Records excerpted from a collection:

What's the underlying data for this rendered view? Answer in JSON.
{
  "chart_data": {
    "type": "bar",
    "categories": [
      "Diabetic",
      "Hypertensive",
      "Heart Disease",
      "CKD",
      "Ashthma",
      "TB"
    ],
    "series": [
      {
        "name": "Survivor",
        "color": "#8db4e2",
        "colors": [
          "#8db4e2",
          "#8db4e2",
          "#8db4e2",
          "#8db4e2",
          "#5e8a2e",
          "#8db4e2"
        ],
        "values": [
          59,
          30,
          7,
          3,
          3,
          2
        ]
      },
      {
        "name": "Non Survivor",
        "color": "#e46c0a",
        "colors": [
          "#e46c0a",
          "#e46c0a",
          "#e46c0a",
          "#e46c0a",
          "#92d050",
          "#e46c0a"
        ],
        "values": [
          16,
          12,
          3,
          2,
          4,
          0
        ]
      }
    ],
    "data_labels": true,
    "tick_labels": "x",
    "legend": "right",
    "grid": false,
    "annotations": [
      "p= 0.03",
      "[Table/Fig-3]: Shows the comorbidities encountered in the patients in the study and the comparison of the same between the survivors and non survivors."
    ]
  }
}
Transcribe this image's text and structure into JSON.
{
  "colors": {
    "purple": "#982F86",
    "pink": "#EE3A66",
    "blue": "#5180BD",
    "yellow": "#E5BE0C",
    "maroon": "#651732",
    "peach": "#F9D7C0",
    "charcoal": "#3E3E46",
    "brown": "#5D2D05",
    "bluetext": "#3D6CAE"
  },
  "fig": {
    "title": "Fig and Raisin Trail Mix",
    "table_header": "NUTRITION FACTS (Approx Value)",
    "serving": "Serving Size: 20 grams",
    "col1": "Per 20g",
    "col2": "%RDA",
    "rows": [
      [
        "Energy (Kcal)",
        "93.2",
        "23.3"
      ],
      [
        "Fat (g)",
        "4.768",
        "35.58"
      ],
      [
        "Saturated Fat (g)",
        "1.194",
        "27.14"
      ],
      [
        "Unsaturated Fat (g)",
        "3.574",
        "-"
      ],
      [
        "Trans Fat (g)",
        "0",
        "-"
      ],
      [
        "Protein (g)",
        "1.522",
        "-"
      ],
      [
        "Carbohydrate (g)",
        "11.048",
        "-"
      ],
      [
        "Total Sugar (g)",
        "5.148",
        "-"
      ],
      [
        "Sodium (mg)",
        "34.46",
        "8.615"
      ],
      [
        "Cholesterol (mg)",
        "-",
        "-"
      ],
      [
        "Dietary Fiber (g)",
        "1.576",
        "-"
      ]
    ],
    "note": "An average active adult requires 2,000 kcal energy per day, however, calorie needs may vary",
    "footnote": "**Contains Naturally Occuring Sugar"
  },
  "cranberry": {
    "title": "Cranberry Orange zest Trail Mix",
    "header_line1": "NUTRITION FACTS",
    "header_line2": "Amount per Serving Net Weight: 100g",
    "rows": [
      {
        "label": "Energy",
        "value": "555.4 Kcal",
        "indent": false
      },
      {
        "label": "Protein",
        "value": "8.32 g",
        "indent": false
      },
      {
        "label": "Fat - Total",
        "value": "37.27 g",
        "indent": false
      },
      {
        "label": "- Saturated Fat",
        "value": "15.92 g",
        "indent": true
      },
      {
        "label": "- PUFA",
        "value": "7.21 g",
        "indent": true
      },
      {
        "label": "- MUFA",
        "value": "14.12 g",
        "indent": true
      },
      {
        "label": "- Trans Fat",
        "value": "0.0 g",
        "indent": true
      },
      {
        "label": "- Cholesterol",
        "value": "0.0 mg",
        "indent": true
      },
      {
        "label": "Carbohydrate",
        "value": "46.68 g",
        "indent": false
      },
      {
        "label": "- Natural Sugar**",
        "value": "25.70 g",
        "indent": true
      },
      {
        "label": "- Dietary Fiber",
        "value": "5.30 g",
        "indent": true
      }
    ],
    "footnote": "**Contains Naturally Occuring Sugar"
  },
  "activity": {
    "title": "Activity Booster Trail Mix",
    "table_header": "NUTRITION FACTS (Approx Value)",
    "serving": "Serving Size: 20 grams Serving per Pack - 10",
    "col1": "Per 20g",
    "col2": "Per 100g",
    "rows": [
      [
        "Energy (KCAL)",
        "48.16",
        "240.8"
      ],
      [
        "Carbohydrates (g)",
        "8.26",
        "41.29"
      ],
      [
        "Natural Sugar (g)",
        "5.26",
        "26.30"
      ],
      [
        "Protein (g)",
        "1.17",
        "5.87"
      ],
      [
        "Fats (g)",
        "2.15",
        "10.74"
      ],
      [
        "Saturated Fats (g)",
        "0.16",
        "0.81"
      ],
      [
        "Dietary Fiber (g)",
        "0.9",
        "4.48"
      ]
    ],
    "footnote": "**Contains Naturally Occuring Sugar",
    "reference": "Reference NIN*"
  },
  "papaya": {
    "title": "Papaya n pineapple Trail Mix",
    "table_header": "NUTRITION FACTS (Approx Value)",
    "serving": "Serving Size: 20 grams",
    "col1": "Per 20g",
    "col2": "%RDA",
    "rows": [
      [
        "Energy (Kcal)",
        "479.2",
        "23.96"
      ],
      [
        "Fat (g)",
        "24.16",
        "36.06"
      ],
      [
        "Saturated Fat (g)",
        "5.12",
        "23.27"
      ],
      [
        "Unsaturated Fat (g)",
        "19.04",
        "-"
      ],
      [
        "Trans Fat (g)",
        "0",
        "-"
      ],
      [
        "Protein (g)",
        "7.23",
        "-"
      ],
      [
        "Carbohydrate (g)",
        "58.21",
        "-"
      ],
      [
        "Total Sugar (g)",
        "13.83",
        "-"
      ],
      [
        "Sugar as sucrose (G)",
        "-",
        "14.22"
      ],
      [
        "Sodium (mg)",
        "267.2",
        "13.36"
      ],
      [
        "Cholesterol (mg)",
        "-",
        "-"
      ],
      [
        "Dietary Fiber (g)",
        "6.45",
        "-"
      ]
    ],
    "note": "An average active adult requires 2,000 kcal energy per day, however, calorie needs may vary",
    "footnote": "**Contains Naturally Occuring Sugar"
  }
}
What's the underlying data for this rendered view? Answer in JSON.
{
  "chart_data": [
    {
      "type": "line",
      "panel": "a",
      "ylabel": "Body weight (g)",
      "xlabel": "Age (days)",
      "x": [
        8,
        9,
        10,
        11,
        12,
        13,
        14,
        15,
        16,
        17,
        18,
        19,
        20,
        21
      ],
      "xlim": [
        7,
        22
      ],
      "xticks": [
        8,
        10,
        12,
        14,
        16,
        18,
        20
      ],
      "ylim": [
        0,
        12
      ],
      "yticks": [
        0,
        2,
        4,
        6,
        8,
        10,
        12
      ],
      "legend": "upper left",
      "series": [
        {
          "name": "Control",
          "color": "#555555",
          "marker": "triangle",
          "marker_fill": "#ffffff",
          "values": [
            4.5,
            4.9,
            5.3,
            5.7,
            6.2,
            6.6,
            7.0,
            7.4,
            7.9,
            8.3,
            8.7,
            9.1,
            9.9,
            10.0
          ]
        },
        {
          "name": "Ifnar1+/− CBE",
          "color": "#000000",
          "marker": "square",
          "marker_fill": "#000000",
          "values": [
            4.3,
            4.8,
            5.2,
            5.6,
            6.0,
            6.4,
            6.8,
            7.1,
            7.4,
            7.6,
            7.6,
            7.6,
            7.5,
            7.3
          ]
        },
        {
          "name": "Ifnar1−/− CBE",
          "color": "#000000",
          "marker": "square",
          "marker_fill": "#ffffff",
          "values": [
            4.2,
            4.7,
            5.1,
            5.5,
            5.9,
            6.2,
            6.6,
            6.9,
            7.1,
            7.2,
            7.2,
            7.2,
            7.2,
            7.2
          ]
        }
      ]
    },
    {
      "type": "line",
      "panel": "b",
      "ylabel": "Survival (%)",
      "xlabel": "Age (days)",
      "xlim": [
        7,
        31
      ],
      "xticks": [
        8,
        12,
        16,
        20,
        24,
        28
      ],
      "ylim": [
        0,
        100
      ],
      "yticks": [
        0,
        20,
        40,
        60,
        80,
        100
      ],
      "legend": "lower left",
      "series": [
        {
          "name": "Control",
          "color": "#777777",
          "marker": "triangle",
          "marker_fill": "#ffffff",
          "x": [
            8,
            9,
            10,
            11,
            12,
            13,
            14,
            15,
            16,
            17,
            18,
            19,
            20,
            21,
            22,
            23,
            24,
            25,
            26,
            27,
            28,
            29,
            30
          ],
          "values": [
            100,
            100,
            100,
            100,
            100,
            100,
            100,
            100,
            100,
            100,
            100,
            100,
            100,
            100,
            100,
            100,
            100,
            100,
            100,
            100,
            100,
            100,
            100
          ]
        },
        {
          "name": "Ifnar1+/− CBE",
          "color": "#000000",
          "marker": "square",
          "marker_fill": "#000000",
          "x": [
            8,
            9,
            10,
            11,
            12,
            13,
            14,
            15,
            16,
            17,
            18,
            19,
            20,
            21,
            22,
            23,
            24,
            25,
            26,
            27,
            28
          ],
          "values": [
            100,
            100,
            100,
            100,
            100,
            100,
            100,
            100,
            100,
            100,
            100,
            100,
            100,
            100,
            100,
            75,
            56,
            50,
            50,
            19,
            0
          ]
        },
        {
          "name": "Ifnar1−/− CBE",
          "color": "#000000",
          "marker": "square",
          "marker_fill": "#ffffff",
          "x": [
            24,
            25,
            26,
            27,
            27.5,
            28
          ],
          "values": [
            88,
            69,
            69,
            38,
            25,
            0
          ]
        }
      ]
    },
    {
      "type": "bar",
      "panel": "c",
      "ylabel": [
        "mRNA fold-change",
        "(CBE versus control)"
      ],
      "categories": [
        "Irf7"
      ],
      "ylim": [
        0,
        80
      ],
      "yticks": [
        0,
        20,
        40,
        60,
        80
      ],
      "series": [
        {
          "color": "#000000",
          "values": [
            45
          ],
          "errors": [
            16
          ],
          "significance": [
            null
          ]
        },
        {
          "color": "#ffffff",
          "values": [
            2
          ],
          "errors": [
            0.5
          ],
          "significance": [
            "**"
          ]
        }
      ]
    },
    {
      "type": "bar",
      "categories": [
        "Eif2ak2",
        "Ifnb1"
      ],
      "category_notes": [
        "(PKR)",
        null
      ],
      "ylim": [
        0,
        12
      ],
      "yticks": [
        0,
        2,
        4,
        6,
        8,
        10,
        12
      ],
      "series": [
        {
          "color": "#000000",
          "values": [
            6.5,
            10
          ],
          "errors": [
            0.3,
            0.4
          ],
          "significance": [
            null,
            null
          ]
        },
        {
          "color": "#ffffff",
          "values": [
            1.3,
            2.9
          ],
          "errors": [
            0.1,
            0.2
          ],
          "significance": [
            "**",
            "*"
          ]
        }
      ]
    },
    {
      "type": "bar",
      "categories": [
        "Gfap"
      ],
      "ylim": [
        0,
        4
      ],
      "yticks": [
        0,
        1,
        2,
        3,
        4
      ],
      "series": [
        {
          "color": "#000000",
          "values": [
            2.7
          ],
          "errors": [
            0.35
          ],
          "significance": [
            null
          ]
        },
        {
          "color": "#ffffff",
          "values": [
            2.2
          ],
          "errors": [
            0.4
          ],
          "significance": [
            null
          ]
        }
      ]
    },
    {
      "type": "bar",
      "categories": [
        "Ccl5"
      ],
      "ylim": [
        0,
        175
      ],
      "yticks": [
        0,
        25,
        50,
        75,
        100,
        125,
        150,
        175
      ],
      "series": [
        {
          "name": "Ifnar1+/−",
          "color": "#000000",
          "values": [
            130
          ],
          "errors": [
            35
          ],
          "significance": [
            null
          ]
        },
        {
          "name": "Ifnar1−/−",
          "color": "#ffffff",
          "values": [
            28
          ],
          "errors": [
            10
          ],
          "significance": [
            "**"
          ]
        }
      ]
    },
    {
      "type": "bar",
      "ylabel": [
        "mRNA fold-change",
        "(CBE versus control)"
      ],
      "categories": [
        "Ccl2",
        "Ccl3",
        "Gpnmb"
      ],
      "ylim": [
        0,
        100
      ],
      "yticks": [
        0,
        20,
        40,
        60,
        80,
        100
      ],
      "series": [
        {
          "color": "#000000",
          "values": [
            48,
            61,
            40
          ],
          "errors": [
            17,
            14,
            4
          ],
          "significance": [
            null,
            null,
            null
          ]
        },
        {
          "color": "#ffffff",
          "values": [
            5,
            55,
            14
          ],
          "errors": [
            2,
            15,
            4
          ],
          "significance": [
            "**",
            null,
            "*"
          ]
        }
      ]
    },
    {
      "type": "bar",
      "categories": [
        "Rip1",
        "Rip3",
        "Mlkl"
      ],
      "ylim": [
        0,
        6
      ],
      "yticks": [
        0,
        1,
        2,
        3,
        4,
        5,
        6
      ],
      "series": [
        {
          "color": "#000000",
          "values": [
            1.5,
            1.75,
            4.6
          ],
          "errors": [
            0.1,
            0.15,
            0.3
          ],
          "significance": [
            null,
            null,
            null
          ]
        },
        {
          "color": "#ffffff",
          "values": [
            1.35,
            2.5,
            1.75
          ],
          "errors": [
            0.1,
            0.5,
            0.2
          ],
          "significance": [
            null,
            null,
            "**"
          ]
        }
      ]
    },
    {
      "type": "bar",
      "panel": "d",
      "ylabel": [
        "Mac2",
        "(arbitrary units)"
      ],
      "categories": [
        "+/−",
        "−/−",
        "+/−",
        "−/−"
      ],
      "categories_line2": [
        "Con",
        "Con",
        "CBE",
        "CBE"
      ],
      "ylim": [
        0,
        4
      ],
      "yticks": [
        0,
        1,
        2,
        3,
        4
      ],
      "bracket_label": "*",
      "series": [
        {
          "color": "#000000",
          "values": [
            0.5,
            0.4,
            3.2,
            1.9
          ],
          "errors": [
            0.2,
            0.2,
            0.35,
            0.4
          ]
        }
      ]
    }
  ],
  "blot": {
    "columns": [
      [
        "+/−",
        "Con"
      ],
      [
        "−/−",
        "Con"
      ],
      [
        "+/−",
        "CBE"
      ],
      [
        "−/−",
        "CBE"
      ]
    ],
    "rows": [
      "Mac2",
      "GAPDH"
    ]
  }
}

TASK GOAL >> Bring together every line in the entries that holds the string "Trail".

YOUR SOLUTION >>
    "title": "Fig and Raisin Trail Mix",
    "title": "Cranberry Orange zest Trail Mix",
    "title": "Activity Booster Trail Mix",
    "title": "Papaya n pineapple Trail Mix",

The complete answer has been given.